>>>>
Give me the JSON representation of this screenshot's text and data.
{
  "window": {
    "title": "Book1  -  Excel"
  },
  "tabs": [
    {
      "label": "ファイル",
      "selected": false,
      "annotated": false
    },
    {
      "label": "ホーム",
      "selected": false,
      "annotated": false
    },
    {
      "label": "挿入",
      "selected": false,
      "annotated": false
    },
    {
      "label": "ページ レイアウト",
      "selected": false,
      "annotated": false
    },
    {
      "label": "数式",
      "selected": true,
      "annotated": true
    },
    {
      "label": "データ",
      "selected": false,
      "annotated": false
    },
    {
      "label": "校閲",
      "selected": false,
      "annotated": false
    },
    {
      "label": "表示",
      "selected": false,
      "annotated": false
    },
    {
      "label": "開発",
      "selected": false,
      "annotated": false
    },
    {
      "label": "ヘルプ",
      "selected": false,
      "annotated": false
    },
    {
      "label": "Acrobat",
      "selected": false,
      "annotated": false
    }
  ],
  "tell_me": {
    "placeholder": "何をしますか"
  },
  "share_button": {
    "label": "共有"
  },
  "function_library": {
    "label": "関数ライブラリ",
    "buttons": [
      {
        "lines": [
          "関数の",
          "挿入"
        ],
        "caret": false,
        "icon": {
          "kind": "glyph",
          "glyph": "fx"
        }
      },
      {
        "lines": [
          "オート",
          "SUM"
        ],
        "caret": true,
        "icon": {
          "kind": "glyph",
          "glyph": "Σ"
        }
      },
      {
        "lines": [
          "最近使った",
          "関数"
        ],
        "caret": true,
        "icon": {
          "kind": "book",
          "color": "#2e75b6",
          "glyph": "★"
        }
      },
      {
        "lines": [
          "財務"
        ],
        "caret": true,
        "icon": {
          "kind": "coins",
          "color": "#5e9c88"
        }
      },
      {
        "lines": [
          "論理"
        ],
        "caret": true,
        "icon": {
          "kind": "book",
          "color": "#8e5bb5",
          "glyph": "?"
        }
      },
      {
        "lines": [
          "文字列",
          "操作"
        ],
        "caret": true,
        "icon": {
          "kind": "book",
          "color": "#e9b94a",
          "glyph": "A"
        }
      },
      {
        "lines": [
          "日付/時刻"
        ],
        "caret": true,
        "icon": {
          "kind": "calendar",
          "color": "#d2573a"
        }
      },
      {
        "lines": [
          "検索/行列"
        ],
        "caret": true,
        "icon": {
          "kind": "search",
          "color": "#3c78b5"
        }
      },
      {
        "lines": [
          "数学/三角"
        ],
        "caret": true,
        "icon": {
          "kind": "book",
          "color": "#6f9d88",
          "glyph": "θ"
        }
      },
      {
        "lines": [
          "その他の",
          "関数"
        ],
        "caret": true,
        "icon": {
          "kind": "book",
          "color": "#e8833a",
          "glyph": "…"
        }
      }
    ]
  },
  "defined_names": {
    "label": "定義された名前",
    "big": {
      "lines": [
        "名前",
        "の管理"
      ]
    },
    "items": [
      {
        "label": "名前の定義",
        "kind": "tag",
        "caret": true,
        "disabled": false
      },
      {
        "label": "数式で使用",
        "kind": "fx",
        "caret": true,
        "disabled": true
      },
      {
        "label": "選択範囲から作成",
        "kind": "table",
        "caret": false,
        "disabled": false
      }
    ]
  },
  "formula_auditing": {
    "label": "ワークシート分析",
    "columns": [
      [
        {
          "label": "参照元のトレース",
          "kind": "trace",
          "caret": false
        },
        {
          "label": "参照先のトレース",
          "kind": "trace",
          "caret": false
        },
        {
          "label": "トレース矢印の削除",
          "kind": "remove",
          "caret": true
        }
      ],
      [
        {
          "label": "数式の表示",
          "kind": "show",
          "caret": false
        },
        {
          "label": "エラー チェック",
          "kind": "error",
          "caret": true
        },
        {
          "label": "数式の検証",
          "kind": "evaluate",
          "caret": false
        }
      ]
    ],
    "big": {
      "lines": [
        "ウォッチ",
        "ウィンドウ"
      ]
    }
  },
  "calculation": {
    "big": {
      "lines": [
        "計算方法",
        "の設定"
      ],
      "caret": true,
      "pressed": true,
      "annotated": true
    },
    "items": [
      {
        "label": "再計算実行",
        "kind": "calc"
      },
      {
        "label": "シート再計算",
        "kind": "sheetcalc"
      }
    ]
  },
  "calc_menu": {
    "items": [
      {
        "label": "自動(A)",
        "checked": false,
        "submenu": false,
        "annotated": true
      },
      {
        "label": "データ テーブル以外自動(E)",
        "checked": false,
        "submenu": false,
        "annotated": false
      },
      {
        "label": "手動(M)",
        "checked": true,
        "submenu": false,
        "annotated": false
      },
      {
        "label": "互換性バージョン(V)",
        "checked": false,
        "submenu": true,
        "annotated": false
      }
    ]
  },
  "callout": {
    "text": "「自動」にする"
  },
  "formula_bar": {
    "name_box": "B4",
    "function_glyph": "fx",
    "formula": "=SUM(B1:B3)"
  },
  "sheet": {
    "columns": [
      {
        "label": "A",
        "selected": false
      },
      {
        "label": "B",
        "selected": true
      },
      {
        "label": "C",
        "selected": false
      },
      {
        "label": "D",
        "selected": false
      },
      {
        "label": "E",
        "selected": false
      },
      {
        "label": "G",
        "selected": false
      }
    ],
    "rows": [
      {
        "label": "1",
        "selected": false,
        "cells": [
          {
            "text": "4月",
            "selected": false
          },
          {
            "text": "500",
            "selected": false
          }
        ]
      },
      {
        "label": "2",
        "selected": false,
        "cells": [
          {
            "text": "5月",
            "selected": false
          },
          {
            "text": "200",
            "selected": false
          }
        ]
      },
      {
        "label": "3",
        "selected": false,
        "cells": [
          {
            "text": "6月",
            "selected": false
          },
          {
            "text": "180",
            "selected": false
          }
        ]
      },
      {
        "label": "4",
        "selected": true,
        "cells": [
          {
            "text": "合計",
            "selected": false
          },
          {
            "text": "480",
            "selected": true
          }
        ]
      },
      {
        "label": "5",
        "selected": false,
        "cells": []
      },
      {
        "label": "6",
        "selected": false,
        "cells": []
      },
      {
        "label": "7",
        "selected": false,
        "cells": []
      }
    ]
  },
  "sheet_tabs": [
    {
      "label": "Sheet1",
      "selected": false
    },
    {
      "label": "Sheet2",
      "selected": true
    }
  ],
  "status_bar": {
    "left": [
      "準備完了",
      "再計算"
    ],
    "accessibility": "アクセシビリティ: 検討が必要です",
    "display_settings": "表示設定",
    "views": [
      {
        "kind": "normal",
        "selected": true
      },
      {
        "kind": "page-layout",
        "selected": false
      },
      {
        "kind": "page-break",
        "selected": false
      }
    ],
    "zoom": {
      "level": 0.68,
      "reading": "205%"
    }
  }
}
<<<<
_Goal_
Return all of the above records exactly, leaving no line out.

_Output below_
Give me the JSON representation of this screenshot's text and data.
{
  "window": {
    "title": "Book1  -  Excel"
  },
  "tabs": [
    {
      "label": "ファイル",
      "selected": false,
      "annotated": false
    },
    {
      "label": "ホーム",
      "selected": false,
      "annotated": false
    },
    {
      "label": "挿入",
      "selected": false,
      "annotated": false
    },
    {
      "label": "ページ レイアウト",
      "selected": false,
      "annotated": false
    },
    {
      "label": "数式",
      "selected": true,
      "annotated": true
    },
    {
      "label": "データ",
      "selected": false,
      "annotated": false
    },
    {
      "label": "校閲",
      "selected": false,
      "annotated": false
    },
    {
      "label": "表示",
      "selected": false,
      "annotated": false
    },
    {
      "label": "開発",
      "selected": false,
      "annotated": false
    },
    {
      "label": "ヘルプ",
      "selected": false,
      "annotated": false
    },
    {
      "label": "Acrobat",
      "selected": false,
      "annotated": false
    }
  ],
  "tell_me": {
    "placeholder": "何をしますか"
  },
  "share_button": {
    "label": "共有"
  },
  "function_library": {
    "label": "関数ライブラリ",
    "buttons": [
      {
        "lines": [
          "関数の",
          "挿入"
        ],
        "caret": false,
        "icon": {
          "kind": "glyph",
          "glyph": "fx"
        }
      },
      {
        "lines": [
          "オート",
          "SUM"
        ],
        "caret": true,
        "icon": {
          "kind": "glyph",
          "glyph": "Σ"
        }
      },
      {
        "lines": [
          "最近使った",
          "関数"
        ],
        "caret": true,
        "icon": {
          "kind": "book",
          "color": "#2e75b6",
          "glyph": "★"
        }
      },
      {
        "lines": [
          "財務"
        ],
        "caret": true,
        "icon": {
          "kind": "coins",
          "color": "#5e9c88"
        }
      },
      {
        "lines": [
          "論理"
        ],
        "caret": true,
        "icon": {
          "kind": "book",
          "color": "#8e5bb5",
          "glyph": "?"
        }
      },
      {
        "lines": [
          "文字列",
          "操作"
        ],
        "caret": true,
        "icon": {
          "kind": "book",
          "color": "#e9b94a",
          "glyph": "A"
        }
      },
      {
        "lines": [
          "日付/時刻"
        ],
        "caret": true,
        "icon": {
          "kind": "calendar",
          "color": "#d2573a"
        }
      },
      {
        "lines": [
          "検索/行列"
        ],
        "caret": true,
        "icon": {
          "kind": "search",
          "color": "#3c78b5"
        }
      },
      {
        "lines": [
          "数学/三角"
        ],
        "caret": true,
        "icon": {
          "kind": "book",
          "color": "#6f9d88",
          "glyph": "θ"
        }
      },
      {
        "lines": [
          "その他の",
          "関数"
        ],
        "caret": true,
        "icon": {
          "kind": "book",
          "color": "#e8833a",
          "glyph": "…"
        }
      }
    ]
  },
  "defined_names": {
    "label": "定義された名前",
    "big": {
      "lines": [
        "名前",
        "の管理"
      ]
    },
    "items": [
      {
        "label": "名前の定義",
        "kind": "tag",
        "caret": true,
        "disabled": false
      },
      {
        "label": "数式で使用",
        "kind": "fx",
        "caret": true,
        "disabled": true
      },
      {
        "label": "選択範囲から作成",
        "kind": "table",
        "caret": false,
        "disabled": false
      }
    ]
  },
  "formula_auditing": {
    "label": "ワークシート分析",
    "columns": [
      [
        {
          "label": "参照元のトレース",
          "kind": "trace",
          "caret": false
        },
        {
          "label": "参照先のトレース",
          "kind": "trace",
          "caret": false
        },
        {
          "label": "トレース矢印の削除",
          "kind": "remove",
          "caret": true
        }
      ],
      [
        {
          "label": "数式の表示",
          "kind": "show",
          "caret": false
        },
        {
          "label": "エラー チェック",
          "kind": "error",
          "caret": true
        },
        {
          "label": "数式の検証",
          "kind": "evaluate",
          "caret": false
        }
      ]
    ],
    "big": {
      "lines": [
        "ウォッチ",
        "ウィンドウ"
      ]
    }
  },
  "calculation": {
    "big": {
      "lines": [
        "計算方法",
        "の設定"
      ],
      "caret": true,
      "pressed": true,
      "annotated": true
    },
    "items": [
      {
        "label": "再計算実行",
        "kind": "calc"
      },
      {
        "label": "シート再計算",
        "kind": "sheetcalc"
      }
    ]
  },
  "calc_menu": {
    "items": [
      {
        "label": "自動(A)",
        "checked": false,
        "submenu": false,
        "annotated": true
      },
      {
        "label": "データ テーブル以外自動(E)",
        "checked": false,
        "submenu": false,
        "annotated": false
      },
      {
        "label": "手動(M)",
        "checked": true,
        "submenu": false,
        "annotated": false
      },
      {
        "label": "互換性バージョン(V)",
        "checked": false,
        "submenu": true,
        "annotated": false
      }
    ]
  },
  "callout": {
    "text": "「自動」にする"
  },
  "formula_bar": {
    "name_box": "B4",
    "function_glyph": "fx",
    "formula": "=SUM(B1:B3)"
  },
  "sheet": {
    "columns": [
      {
        "label": "A",
        "selected": false
      },
      {
        "label": "B",
        "selected": true
      },
      {
        "label": "C",
        "selected": false
      },
      {
        "label": "D",
        "selected": false
      },
      {
        "label": "E",
        "selected": false
      },
      {
        "label": "G",
        "selected": false
      }
    ],
    "rows": [
      {
        "label": "1",
        "selected": false,
        "cells": [
          {
            "text": "4月",
            "selected": false
          },
          {
            "text": "500",
            "selected": false
          }
        ]
      },
      {
        "label": "2",
        "selected": false,
        "cells": [
          {
            "text": "5月",
            "selected": false
          },
          {
            "text": "200",
            "selected": false
          }
        ]
      },
      {
        "label": "3",
        "selected": false,
        "cells": [
          {
            "text": "6月",
            "selected": false
          },
          {
            "text": "180",
            "selected": false
          }
        ]
      },
      {
        "label": "4",
        "selected": true,
        "cells": [
          {
            "text": "合計",
            "selected": false
          },
          {
            "text": "480",
            "selected": true
          }
        ]
      },
      {
        "label": "5",
        "selected": false,
        "cells": []
      },
      {
        "label": "6",
        "selected": false,
        "cells": []
      },
      {
        "label": "7",
        "selected": false,
        "cells": []
      }
    ]
  },
  "sheet_tabs": [
    {
      "label": "Sheet1",
      "selected": false
    },
    {
      "label": "Sheet2",
      "selected": true
    }
  ],
  "status_bar": {
    "left": [
      "準備完了",
      "再計算"
    ],
    "accessibility": "アクセシビリティ: 検討が必要です",
    "display_settings": "表示設定",
    "views": [
      {
        "kind": "normal",
        "selected": true
      },
      {
        "kind": "page-layout",
        "selected": false
      },
      {
        "kind": "page-break",
        "selected": false
      }
    ],
    "zoom": {
      "level": 0.68,
      "reading": "205%"
    }
  }
}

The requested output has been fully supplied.